____ Input material

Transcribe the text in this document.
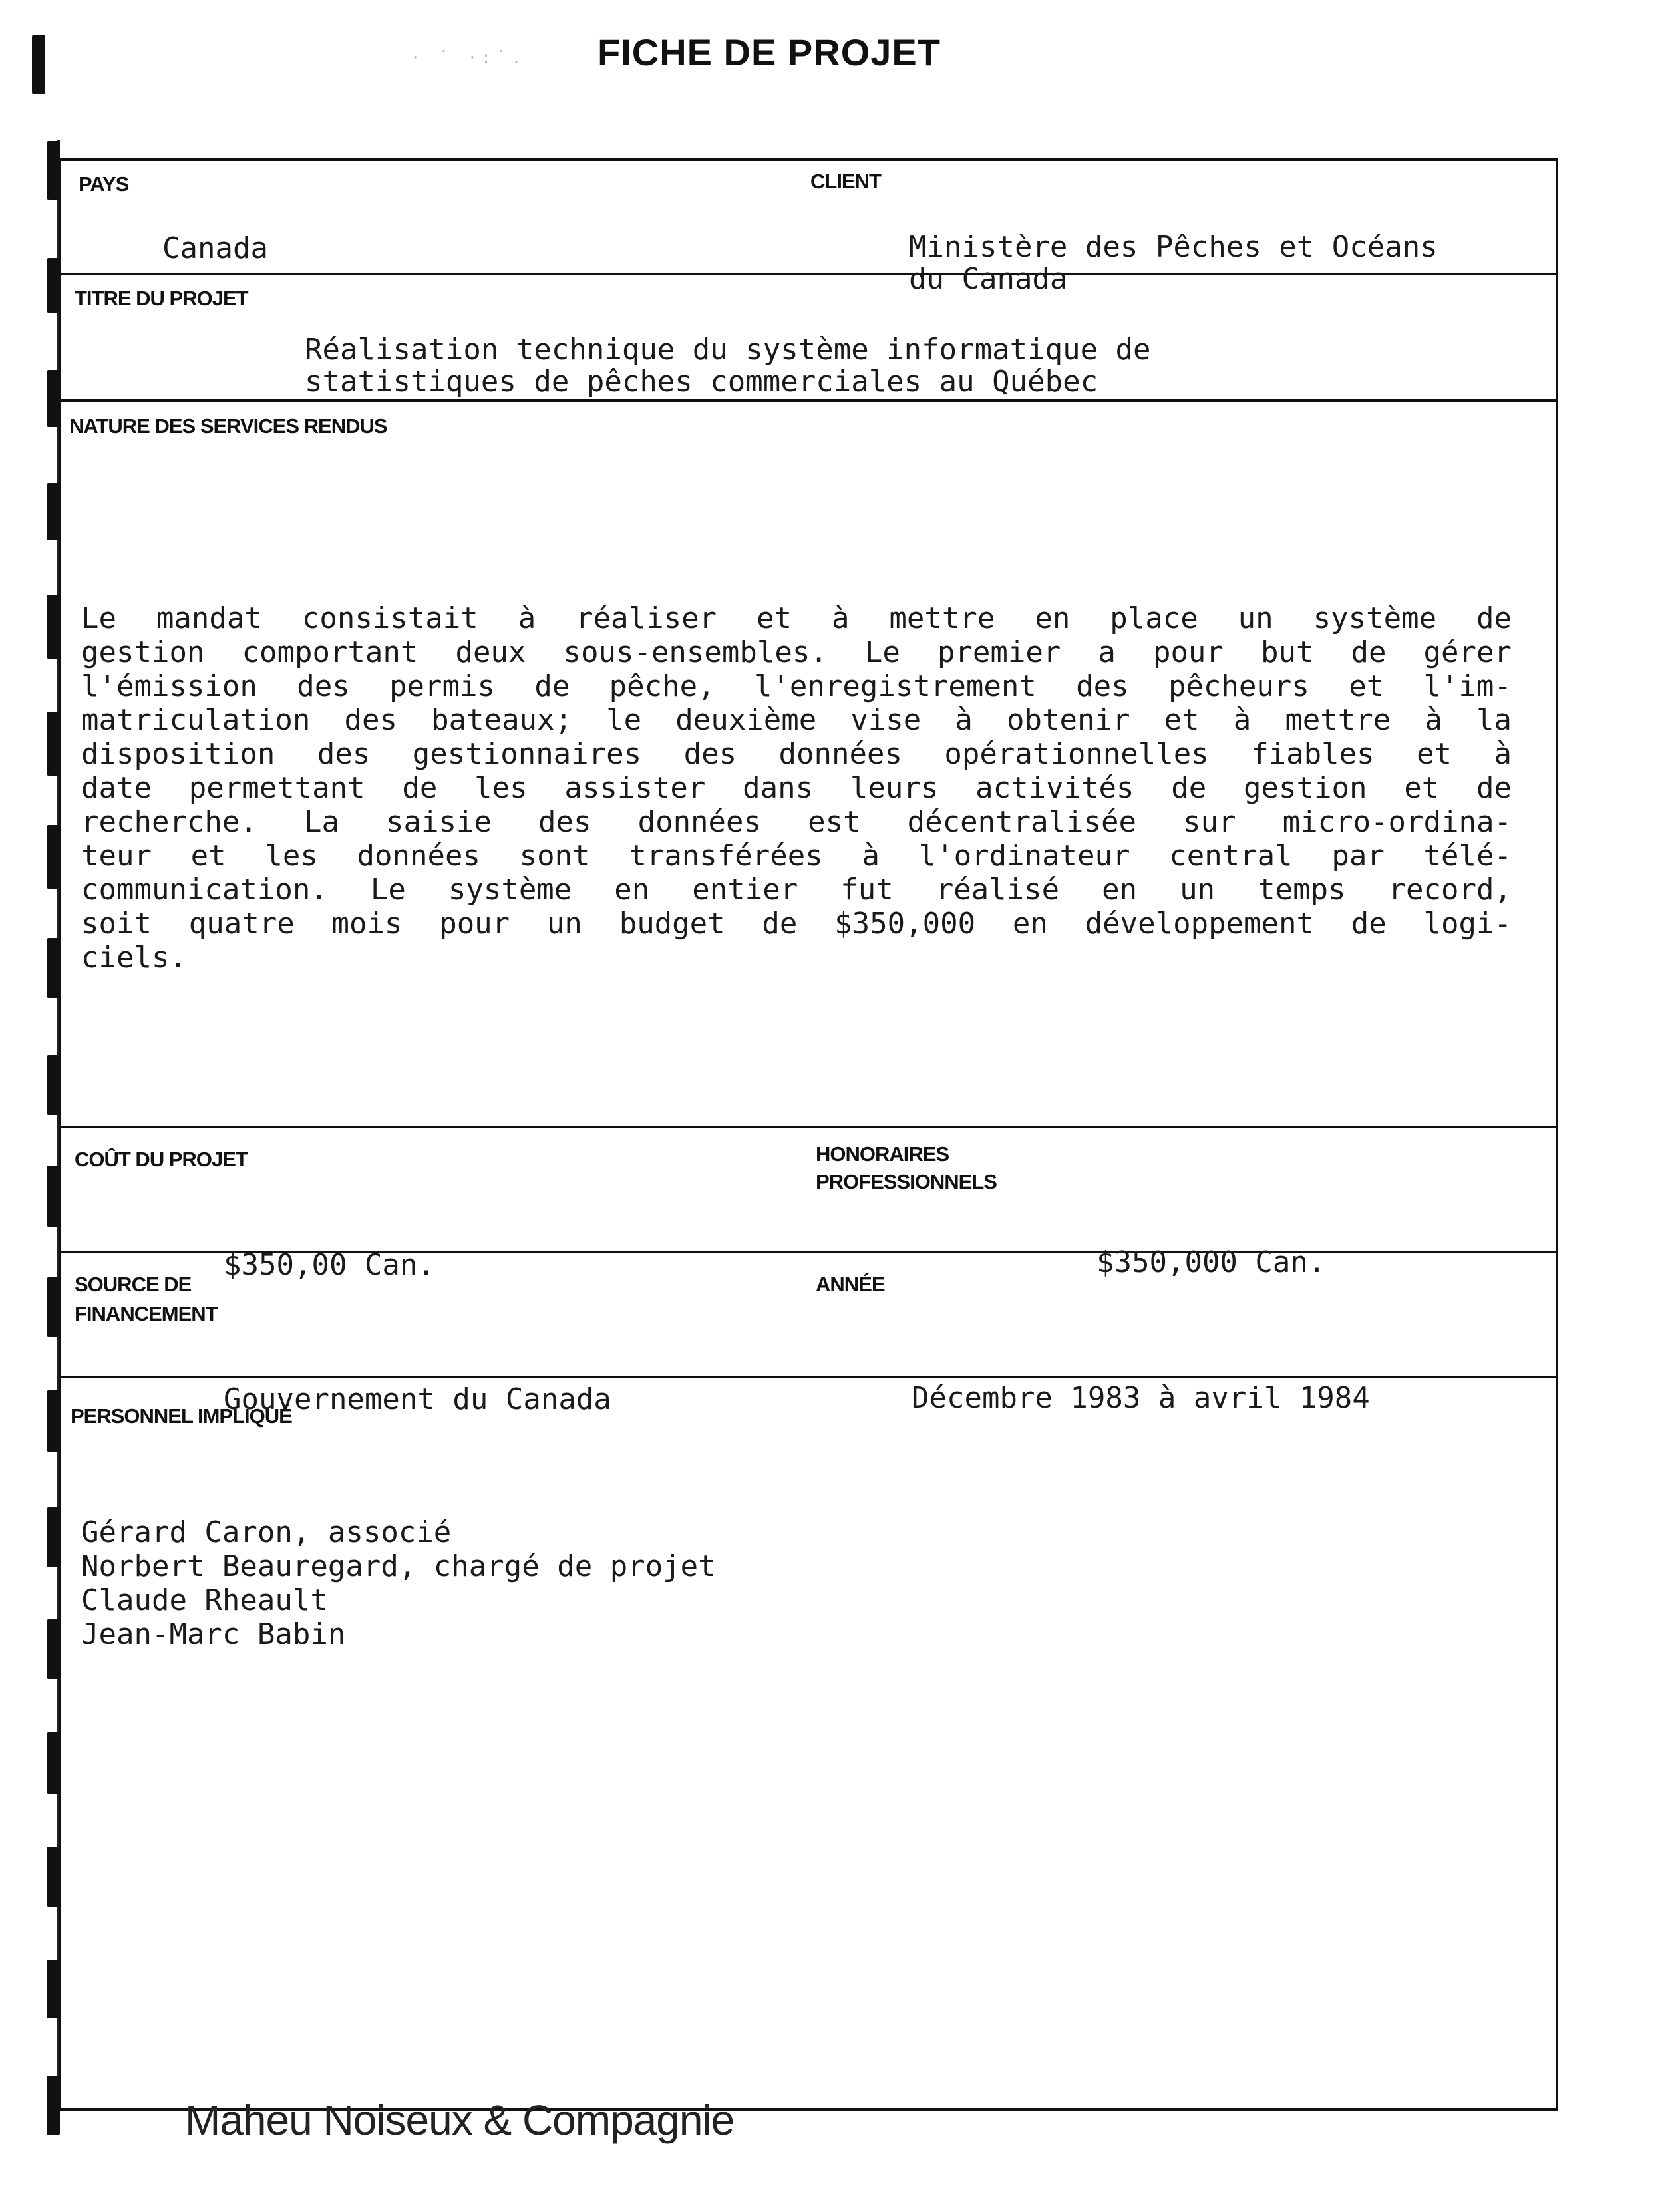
· ˙ ·:˙. FICHE DE PROJET
PAYS
Canada
CLIENT
Ministère des Pêches et Océans
du Canada
TITRE DU PROJET
Réalisation technique du système informatique de
statistiques de pêches commerciales au Québec
NATURE DES SERVICES RENDUS

Le mandat consistait à réaliser et à mettre en place un système de
gestion comportant deux sous-ensembles. Le premier a pour but de gérer
l'émission des permis de pêche, l'enregistrement des pêcheurs et l'im-
matriculation des bateaux; le deuxième vise à obtenir et à mettre à la
disposition des gestionnaires des données opérationnelles fiables et à
date permettant de les assister dans leurs activités de gestion et de
recherche. La saisie des données est décentralisée sur micro-ordina-
teur et les données sont transférées à l'ordinateur central par télé-
communication. Le système en entier fut réalisé en un temps record,
soit quatre mois pour un budget de $350,000 en développement de logi-
ciels.

COÛT DU PROJET	HONORAIRES
PROFESSIONNELS
$350,00 Can.	$350,000 Can.
SOURCE DE
FINANCEMENT
ANNÉE
Gouvernement du Canada	Décembre 1983 à avril 1984
PERSONNEL IMPLIQUÉ
Gérard Caron, associé
Norbert Beauregard, chargé de projet
Claude Rheault
Jean-Marc Babin
Maheu Noiseux & Compagnie
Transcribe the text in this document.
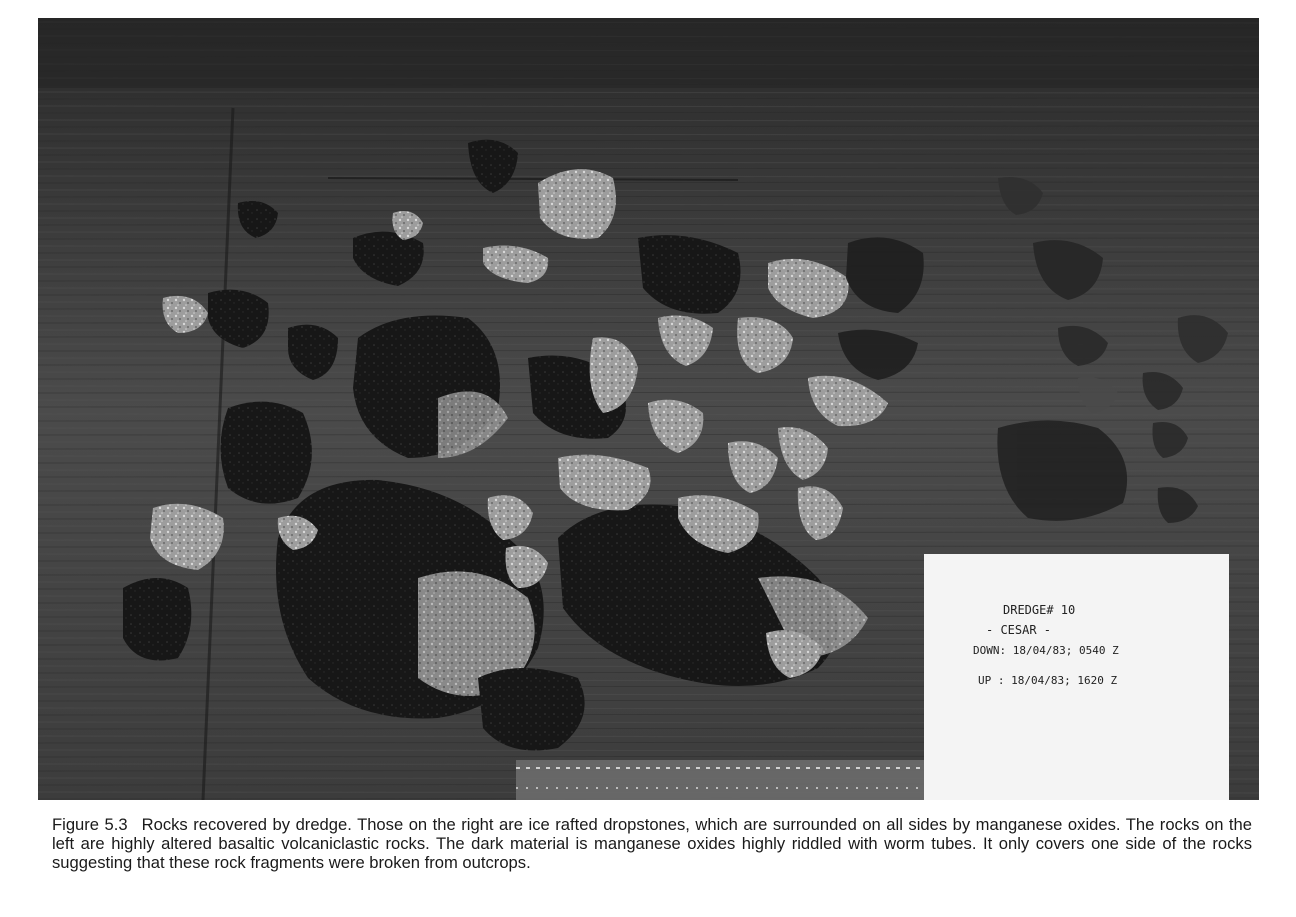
DREDGE# 10
- CESAR -
DOWN: 18/04/83; 0540 Z
UP : 18/04/83; 1620 Z
Figure 5.3 Rocks recovered by dredge. Those on the right are ice rafted dropstones, which are surrounded on all sides by manganese oxides. The rocks on the left are highly altered basaltic volcaniclastic rocks. The dark material is manganese oxides highly riddled with worm tubes. It only covers one side of the rocks suggesting that these rock fragments were broken from outcrops.
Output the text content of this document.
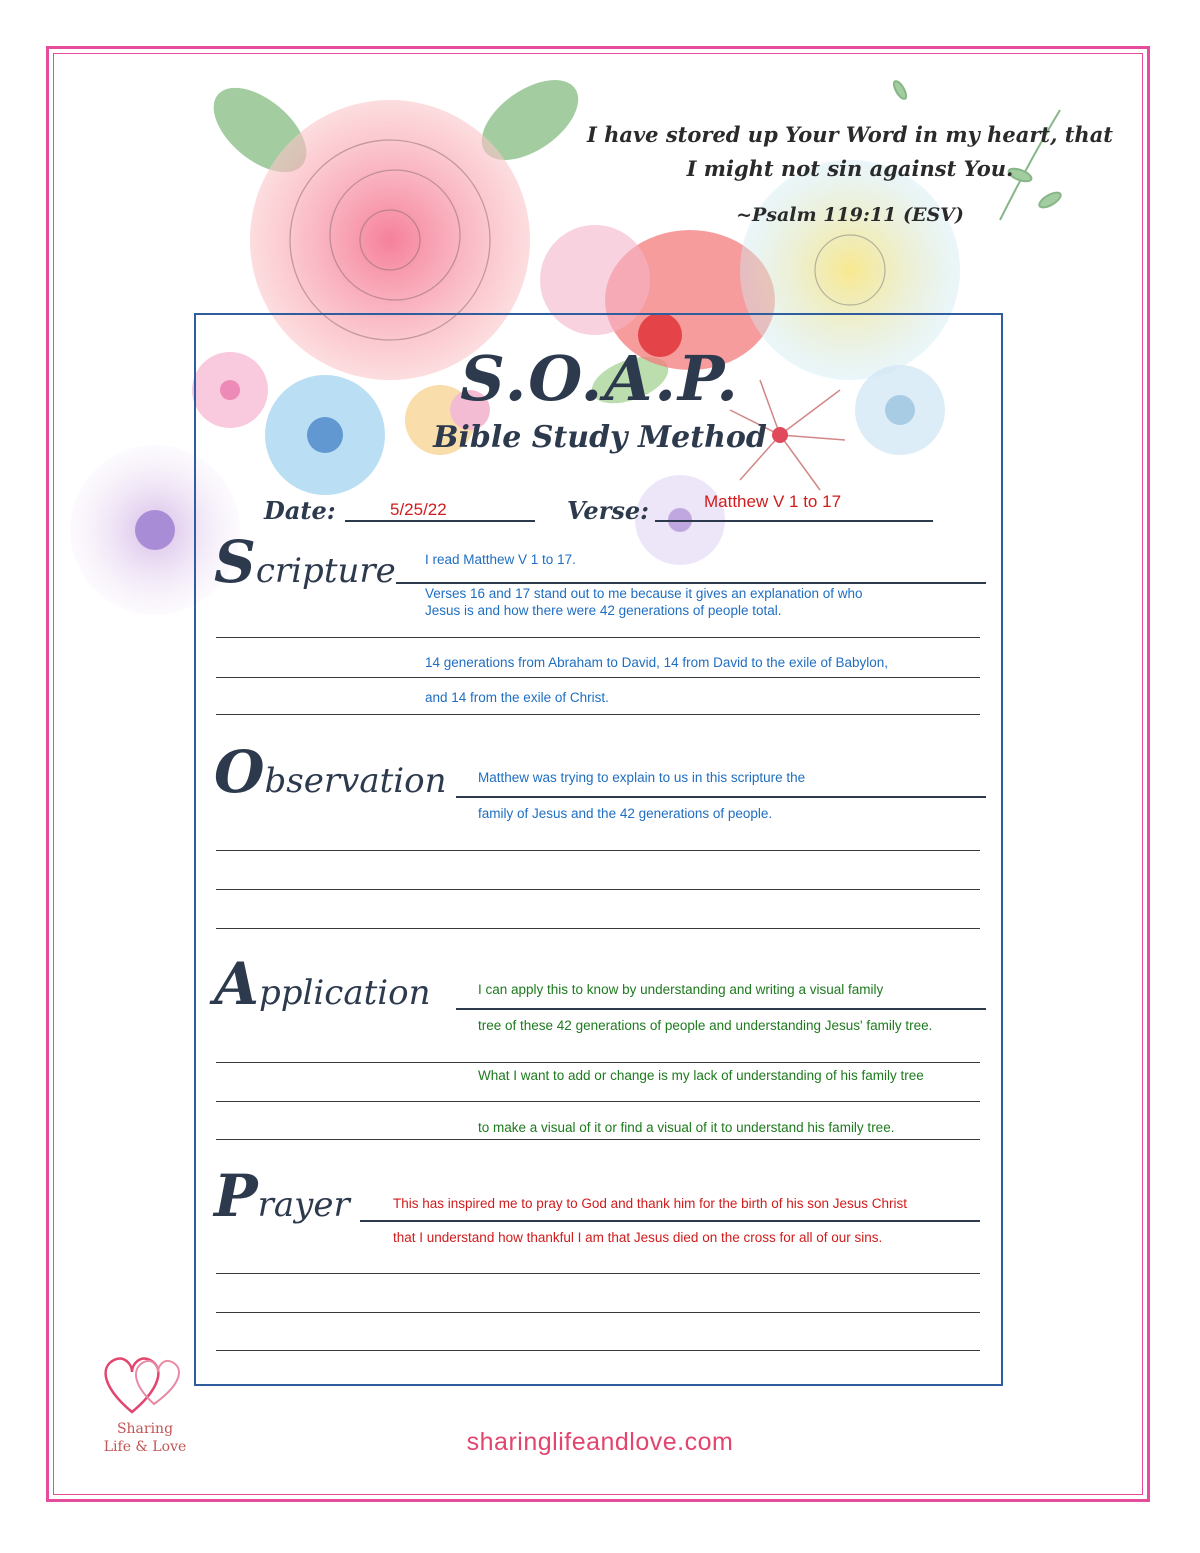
I have stored up Your Word in my heart, that
I might not sin against You.
~Psalm 119:11 (ESV)
S.O.A.P.
Bible Study Method
Date:	5/25/22	Verse:	Matthew V 1 to 17
Scripture I read Matthew V 1 to 17.
Verses 16 and 17 stand out to me because it gives an explanation of who
Jesus is and how there were 42 generations of people total.
14 generations from Abraham to David, 14 from David to the exile of Babylon,
and 14 from the exile of Christ.
Observation Matthew was trying to explain to us in this scripture the
family of Jesus and the 42 generations of people.
Application	I can apply this to know by understanding and writing a visual family
tree of these 42 generations of people and understanding Jesus' family tree.
What I want to add or change is my lack of understanding of his family tree
to make a visual of it or find a visual of it to understand his family tree.
Prayer	This has inspired me to pray to God and thank him for the birth of his son Jesus Christ
that I understand how thankful I am that Jesus died on the cross for all of our sins.
Sharing
Life & Love	sharinglifeandlove.com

________

**Aim**
Leave out every picture and copy the rest of the records exactly.

**Response to this task**
Transcribe the text in this document.
· ˙ ·:˙. FICHE DE PROJET
PAYS
Canada
CLIENT
Ministère des Pêches et Océans
du Canada
TITRE DU PROJET
Réalisation technique du système informatique de
statistiques de pêches commerciales au Québec
NATURE DES SERVICES RENDUS

Le mandat consistait à réaliser et à mettre en place un système de
gestion comportant deux sous-ensembles. Le premier a pour but de gérer
l'émission des permis de pêche, l'enregistrement des pêcheurs et l'im-
matriculation des bateaux; le deuxième vise à obtenir et à mettre à la
disposition des gestionnaires des données opérationnelles fiables et à
date permettant de les assister dans leurs activités de gestion et de
recherche. La saisie des données est décentralisée sur micro-ordina-
teur et les données sont transférées à l'ordinateur central par télé-
communication. Le système en entier fut réalisé en un temps record,
soit quatre mois pour un budget de $350,000 en développement de logi-
ciels.

COÛT DU PROJET	HONORAIRES
PROFESSIONNELS
$350,00 Can.	$350,000 Can.
SOURCE DE
FINANCEMENT
ANNÉE
Gouvernement du Canada	Décembre 1983 à avril 1984
PERSONNEL IMPLIQUÉ
Gérard Caron, associé
Norbert Beauregard, chargé de projet
Claude Rheault
Jean-Marc Babin
Maheu Noiseux & Compagnie
Transcribe the text in this document.
DREDGE# 10
- CESAR -
DOWN: 18/04/83; 0540 Z
UP : 18/04/83; 1620 Z
Figure 5.3 Rocks recovered by dredge. Those on the right are ice rafted dropstones, which are surrounded on all sides by manganese oxides. The rocks on the left are highly altered basaltic volcaniclastic rocks. The dark material is manganese oxides highly riddled with worm tubes. It only covers one side of the rocks suggesting that these rock fragments were broken from outcrops.
Output the text content of this document.
I have stored up Your Word in my heart, that
I might not sin against You.
~Psalm 119:11 (ESV)
S.O.A.P.
Bible Study Method
Date:	5/25/22	Verse:	Matthew V 1 to 17
Scripture I read Matthew V 1 to 17.
Verses 16 and 17 stand out to me because it gives an explanation of who
Jesus is and how there were 42 generations of people total.
14 generations from Abraham to David, 14 from David to the exile of Babylon,
and 14 from the exile of Christ.
Observation Matthew was trying to explain to us in this scripture the
family of Jesus and the 42 generations of people.
Application	I can apply this to know by understanding and writing a visual family
tree of these 42 generations of people and understanding Jesus' family tree.
What I want to add or change is my lack of understanding of his family tree
to make a visual of it or find a visual of it to understand his family tree.
Prayer	This has inspired me to pray to God and thank him for the birth of his son Jesus Christ
that I understand how thankful I am that Jesus died on the cross for all of our sins.
Sharing
Life & Love	sharinglifeandlove.com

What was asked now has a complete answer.